_THE EXERCISE_
Below are the records; locate each line with the word "this" and copy it.

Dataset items
:::
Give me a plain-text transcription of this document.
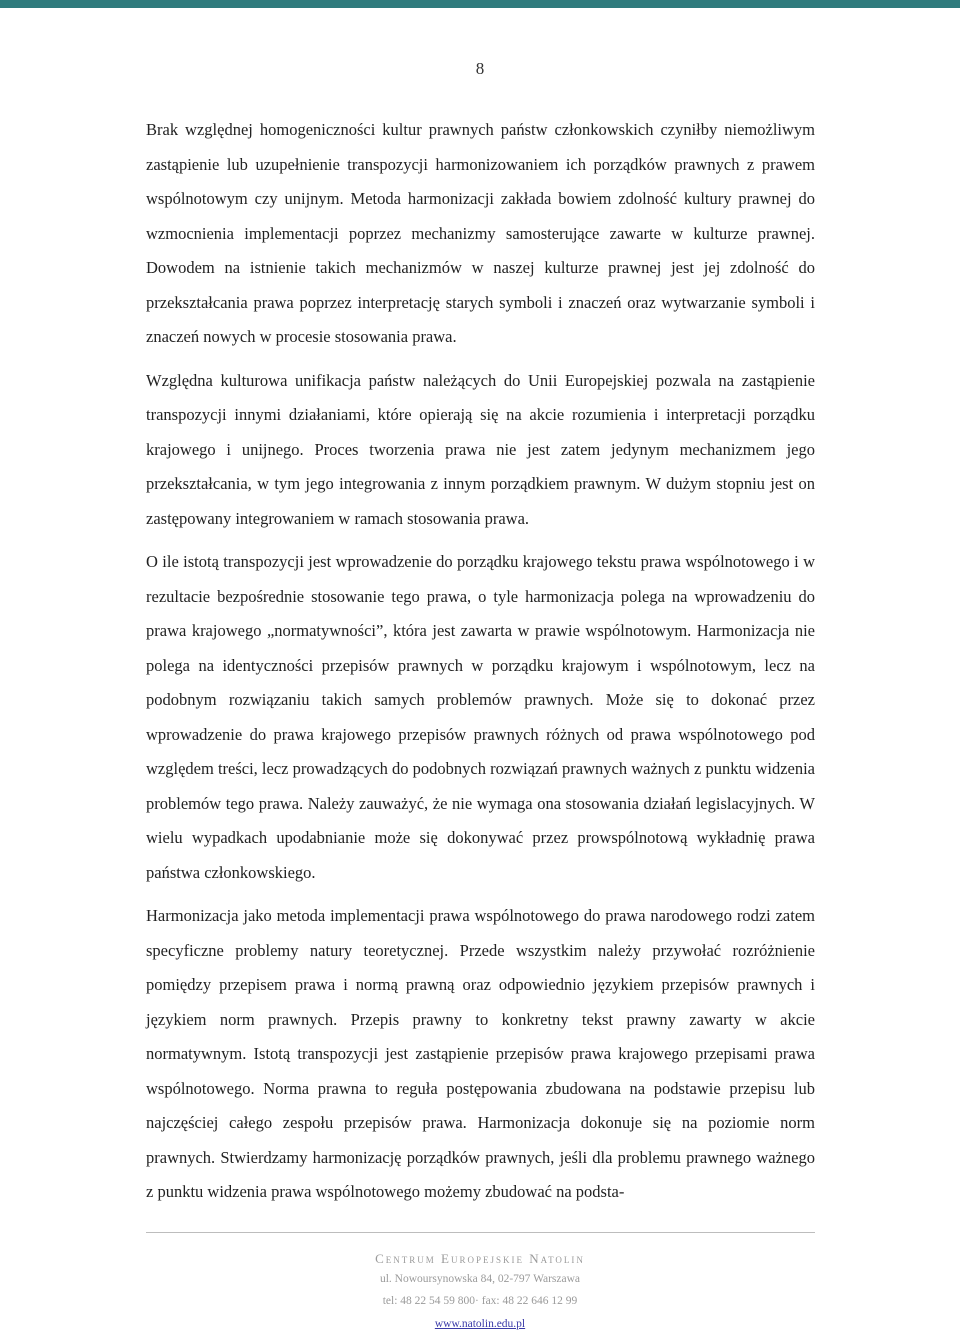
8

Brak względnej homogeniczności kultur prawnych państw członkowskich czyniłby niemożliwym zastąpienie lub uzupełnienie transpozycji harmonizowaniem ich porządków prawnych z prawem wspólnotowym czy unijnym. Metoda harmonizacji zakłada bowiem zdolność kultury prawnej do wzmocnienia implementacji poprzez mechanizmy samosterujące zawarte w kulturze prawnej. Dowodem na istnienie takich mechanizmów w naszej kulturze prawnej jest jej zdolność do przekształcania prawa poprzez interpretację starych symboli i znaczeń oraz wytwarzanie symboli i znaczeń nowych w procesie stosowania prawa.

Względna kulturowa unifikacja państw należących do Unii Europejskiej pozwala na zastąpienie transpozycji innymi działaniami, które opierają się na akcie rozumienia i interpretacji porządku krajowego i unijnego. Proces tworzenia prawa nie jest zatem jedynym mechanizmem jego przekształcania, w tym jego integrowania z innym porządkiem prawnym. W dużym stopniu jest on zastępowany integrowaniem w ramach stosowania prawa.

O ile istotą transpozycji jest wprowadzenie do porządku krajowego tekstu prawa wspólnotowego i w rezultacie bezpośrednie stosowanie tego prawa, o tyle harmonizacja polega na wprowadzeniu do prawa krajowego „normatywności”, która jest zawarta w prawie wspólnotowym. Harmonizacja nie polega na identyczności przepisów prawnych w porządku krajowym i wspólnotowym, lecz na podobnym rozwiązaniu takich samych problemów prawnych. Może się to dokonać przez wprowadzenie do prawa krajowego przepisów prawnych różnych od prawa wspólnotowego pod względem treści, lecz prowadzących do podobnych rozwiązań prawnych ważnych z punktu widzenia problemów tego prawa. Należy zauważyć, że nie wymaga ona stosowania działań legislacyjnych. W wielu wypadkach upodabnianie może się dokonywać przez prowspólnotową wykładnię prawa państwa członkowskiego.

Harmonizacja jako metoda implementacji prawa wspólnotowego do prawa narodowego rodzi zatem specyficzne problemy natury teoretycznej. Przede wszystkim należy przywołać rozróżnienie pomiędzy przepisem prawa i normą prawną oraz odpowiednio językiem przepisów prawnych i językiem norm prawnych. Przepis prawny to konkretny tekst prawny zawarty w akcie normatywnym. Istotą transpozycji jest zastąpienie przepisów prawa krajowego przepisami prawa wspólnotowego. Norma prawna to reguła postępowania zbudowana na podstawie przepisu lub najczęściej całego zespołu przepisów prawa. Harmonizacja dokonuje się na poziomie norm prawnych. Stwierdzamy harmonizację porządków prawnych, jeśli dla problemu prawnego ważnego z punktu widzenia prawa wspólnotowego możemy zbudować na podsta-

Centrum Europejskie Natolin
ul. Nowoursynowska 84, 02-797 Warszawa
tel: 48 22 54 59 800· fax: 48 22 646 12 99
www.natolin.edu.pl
:::
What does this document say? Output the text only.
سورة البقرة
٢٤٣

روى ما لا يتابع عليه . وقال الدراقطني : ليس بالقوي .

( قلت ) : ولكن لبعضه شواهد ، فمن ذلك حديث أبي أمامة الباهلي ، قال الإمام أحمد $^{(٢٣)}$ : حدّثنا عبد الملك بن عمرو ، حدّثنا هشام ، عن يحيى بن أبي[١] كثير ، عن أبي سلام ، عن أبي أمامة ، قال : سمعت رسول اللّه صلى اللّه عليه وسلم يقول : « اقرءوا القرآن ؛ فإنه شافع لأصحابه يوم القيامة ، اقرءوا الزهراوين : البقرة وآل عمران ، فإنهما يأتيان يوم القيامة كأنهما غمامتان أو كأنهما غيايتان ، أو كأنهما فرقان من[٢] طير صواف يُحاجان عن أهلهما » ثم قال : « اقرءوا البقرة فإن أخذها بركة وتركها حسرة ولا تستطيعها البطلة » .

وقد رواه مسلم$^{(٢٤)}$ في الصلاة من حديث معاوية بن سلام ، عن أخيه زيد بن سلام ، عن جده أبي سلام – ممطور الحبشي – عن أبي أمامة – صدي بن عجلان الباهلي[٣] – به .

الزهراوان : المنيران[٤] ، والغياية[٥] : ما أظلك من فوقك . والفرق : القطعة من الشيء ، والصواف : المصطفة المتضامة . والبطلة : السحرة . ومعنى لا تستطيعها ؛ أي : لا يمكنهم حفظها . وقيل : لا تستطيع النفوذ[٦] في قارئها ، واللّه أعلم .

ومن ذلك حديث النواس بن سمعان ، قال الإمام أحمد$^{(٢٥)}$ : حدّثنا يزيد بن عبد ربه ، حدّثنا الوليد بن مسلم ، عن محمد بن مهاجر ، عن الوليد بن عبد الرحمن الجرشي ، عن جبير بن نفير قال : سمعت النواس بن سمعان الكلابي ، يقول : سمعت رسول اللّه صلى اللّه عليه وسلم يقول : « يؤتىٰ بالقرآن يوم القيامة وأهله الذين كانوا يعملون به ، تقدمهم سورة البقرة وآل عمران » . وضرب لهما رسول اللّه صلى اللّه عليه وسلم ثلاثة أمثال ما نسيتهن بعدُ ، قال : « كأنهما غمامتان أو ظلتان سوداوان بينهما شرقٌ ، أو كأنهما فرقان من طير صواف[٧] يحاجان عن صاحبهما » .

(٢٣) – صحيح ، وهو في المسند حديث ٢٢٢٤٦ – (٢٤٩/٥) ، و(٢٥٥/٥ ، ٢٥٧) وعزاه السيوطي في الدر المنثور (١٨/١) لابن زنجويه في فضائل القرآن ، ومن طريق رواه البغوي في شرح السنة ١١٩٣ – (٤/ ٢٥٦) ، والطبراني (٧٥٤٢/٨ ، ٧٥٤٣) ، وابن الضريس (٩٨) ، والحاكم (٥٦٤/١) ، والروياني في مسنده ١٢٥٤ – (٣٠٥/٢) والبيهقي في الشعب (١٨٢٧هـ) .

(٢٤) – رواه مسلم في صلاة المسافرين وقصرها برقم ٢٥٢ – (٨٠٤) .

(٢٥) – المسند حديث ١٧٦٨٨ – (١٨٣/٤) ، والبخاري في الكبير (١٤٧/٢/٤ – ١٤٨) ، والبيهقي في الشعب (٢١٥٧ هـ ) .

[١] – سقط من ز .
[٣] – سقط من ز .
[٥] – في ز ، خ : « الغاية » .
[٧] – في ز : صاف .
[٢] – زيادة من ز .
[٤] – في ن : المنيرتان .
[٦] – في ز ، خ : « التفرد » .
:::
_WRITTEN SOLUTION_
Give me a plain-text transcription of this document.
What does this document say? Output the text only.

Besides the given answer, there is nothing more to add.